→ **EXTRACTED MATERIAL**:
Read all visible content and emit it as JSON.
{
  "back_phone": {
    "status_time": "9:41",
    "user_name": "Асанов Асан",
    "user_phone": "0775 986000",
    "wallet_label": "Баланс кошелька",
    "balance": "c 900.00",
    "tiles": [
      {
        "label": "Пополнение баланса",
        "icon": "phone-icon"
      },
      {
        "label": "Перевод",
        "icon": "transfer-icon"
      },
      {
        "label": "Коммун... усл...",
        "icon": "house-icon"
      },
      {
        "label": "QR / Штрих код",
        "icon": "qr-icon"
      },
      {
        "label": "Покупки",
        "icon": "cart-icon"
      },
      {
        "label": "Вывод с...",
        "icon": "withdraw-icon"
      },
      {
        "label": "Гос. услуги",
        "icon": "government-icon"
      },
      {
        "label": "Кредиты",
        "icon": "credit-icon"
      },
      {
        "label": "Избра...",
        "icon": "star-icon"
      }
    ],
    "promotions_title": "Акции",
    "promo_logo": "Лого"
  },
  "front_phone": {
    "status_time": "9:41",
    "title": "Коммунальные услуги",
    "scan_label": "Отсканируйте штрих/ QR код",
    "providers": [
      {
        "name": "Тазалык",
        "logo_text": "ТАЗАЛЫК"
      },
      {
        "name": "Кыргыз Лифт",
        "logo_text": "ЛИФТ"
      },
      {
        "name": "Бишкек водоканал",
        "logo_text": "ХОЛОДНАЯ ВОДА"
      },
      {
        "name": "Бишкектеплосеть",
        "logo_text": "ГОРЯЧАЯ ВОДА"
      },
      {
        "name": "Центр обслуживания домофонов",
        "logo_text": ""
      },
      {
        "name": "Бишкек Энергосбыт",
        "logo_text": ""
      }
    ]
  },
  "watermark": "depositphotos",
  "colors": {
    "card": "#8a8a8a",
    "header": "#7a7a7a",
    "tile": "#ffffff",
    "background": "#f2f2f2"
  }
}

→ **REQUIRED TASK**: Go through the material above line by line and copy it exactly.

→ **EXERCISE RESPONSE**:
Read all visible content and emit it as JSON.
{
  "back_phone": {
    "status_time": "9:41",
    "user_name": "Асанов Асан",
    "user_phone": "0775 986000",
    "wallet_label": "Баланс кошелька",
    "balance": "c 900.00",
    "tiles": [
      {
        "label": "Пополнение баланса",
        "icon": "phone-icon"
      },
      {
        "label": "Перевод",
        "icon": "transfer-icon"
      },
      {
        "label": "Коммун... усл...",
        "icon": "house-icon"
      },
      {
        "label": "QR / Штрих код",
        "icon": "qr-icon"
      },
      {
        "label": "Покупки",
        "icon": "cart-icon"
      },
      {
        "label": "Вывод с...",
        "icon": "withdraw-icon"
      },
      {
        "label": "Гос. услуги",
        "icon": "government-icon"
      },
      {
        "label": "Кредиты",
        "icon": "credit-icon"
      },
      {
        "label": "Избра...",
        "icon": "star-icon"
      }
    ],
    "promotions_title": "Акции",
    "promo_logo": "Лого"
  },
  "front_phone": {
    "status_time": "9:41",
    "title": "Коммунальные услуги",
    "scan_label": "Отсканируйте штрих/ QR код",
    "providers": [
      {
        "name": "Тазалык",
        "logo_text": "ТАЗАЛЫК"
      },
      {
        "name": "Кыргыз Лифт",
        "logo_text": "ЛИФТ"
      },
      {
        "name": "Бишкек водоканал",
        "logo_text": "ХОЛОДНАЯ ВОДА"
      },
      {
        "name": "Бишкектеплосеть",
        "logo_text": "ГОРЯЧАЯ ВОДА"
      },
      {
        "name": "Центр обслуживания домофонов",
        "logo_text": ""
      },
      {
        "name": "Бишкек Энергосбыт",
        "logo_text": ""
      }
    ]
  },
  "watermark": "depositphotos",
  "colors": {
    "card": "#8a8a8a",
    "header": "#7a7a7a",
    "tile": "#ffffff",
    "background": "#f2f2f2"
  }
}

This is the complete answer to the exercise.